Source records
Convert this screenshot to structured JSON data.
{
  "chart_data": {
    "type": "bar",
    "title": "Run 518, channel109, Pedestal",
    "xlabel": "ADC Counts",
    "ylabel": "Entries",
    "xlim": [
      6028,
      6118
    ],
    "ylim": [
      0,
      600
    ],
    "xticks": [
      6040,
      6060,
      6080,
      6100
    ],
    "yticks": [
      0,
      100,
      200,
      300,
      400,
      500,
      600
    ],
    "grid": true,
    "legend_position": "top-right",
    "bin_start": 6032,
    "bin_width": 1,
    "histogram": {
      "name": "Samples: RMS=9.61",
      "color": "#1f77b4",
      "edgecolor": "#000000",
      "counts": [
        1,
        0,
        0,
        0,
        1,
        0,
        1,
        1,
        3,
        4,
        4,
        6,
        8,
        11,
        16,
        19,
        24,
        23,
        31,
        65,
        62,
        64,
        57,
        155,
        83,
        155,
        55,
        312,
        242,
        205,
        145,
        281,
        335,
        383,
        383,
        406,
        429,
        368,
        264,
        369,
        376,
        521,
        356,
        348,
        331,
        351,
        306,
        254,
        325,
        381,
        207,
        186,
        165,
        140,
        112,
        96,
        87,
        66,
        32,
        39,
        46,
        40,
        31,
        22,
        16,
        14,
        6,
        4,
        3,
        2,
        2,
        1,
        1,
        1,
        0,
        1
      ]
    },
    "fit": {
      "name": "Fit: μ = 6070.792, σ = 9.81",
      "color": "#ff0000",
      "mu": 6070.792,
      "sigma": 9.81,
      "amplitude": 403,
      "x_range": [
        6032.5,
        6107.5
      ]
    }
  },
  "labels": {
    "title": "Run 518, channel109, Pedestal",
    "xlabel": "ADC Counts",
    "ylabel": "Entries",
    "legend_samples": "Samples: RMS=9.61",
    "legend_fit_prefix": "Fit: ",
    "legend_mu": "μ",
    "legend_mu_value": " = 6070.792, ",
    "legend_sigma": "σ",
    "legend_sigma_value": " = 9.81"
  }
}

...

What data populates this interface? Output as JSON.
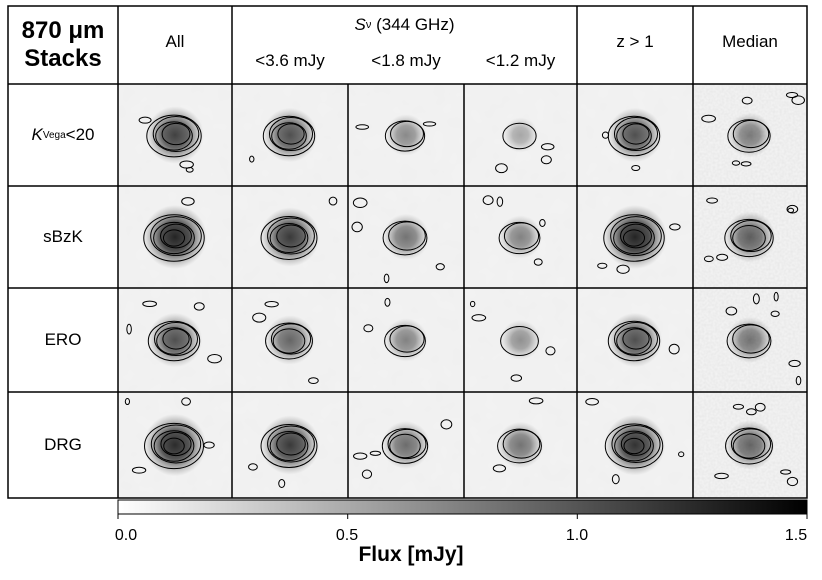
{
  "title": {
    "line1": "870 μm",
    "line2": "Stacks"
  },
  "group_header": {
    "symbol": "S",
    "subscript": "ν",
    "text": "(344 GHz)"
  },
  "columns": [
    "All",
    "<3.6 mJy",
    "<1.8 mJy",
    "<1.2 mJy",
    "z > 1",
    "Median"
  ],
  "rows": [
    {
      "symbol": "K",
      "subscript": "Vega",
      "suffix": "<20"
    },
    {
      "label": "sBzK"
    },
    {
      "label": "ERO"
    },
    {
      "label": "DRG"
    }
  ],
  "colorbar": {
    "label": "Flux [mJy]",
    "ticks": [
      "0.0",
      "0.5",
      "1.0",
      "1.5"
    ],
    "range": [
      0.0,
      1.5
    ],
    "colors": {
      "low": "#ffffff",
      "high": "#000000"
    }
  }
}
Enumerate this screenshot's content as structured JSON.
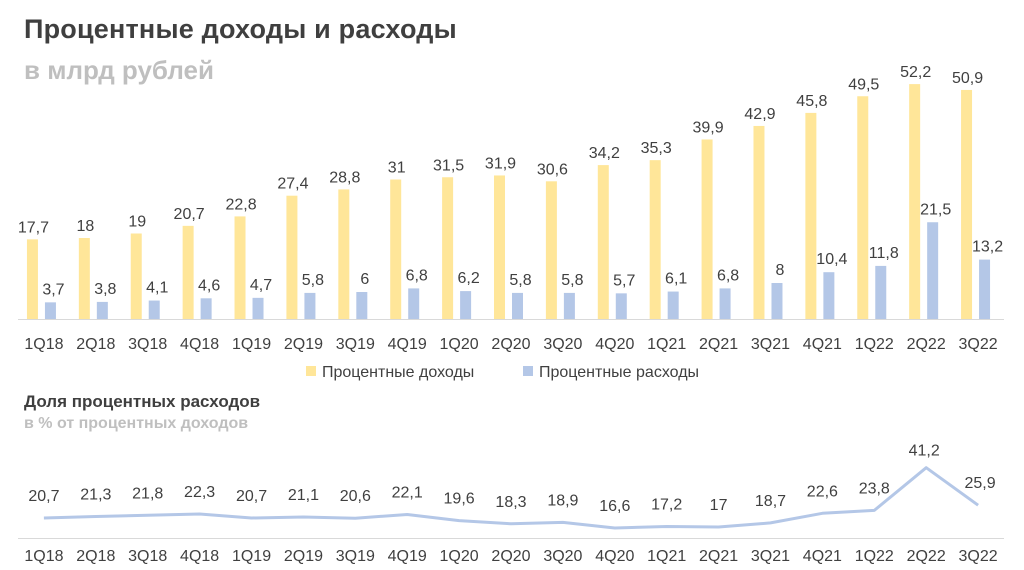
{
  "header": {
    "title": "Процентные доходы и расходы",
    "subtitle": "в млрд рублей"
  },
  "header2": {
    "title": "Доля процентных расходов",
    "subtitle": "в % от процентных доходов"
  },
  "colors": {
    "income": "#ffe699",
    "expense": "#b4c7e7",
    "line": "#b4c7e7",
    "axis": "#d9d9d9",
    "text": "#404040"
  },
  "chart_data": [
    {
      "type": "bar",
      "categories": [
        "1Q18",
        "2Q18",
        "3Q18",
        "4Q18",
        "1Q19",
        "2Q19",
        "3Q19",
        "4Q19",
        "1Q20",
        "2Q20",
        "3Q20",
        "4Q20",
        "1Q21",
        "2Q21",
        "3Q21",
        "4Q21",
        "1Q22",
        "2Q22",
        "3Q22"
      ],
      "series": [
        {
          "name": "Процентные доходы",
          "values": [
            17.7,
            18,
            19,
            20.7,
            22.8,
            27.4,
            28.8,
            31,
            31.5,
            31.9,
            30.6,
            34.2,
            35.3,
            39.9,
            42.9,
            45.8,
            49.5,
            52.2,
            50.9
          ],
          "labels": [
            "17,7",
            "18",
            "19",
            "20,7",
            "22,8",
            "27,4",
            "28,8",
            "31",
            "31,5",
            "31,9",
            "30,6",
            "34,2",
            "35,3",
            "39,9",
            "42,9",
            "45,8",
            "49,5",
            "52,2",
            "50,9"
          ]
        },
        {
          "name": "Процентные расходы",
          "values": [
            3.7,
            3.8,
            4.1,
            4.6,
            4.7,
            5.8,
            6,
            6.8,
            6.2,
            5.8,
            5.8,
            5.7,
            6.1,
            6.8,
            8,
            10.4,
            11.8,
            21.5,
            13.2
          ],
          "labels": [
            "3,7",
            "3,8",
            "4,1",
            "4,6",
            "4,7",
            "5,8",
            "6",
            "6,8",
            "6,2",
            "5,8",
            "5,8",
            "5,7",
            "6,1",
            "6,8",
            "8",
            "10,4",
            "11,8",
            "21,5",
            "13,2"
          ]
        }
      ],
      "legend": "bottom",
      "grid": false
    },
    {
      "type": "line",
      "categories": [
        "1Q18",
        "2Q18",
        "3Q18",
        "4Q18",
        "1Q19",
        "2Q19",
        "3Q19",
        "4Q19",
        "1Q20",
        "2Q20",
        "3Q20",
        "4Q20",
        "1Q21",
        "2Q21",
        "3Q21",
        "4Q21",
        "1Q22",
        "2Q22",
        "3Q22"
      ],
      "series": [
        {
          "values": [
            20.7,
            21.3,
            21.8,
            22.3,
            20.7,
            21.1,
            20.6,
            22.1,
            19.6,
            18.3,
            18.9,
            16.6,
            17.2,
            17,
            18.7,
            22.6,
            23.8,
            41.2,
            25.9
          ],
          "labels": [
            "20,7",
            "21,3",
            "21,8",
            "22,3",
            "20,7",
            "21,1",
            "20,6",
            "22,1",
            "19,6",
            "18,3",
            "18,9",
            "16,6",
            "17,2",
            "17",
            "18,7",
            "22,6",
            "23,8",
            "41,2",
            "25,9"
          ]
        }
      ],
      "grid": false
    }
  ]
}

__What the exercise asks__.
How many lines of the records contain the string "доходы"? Respond with the number alone.

__Problem solution__.
2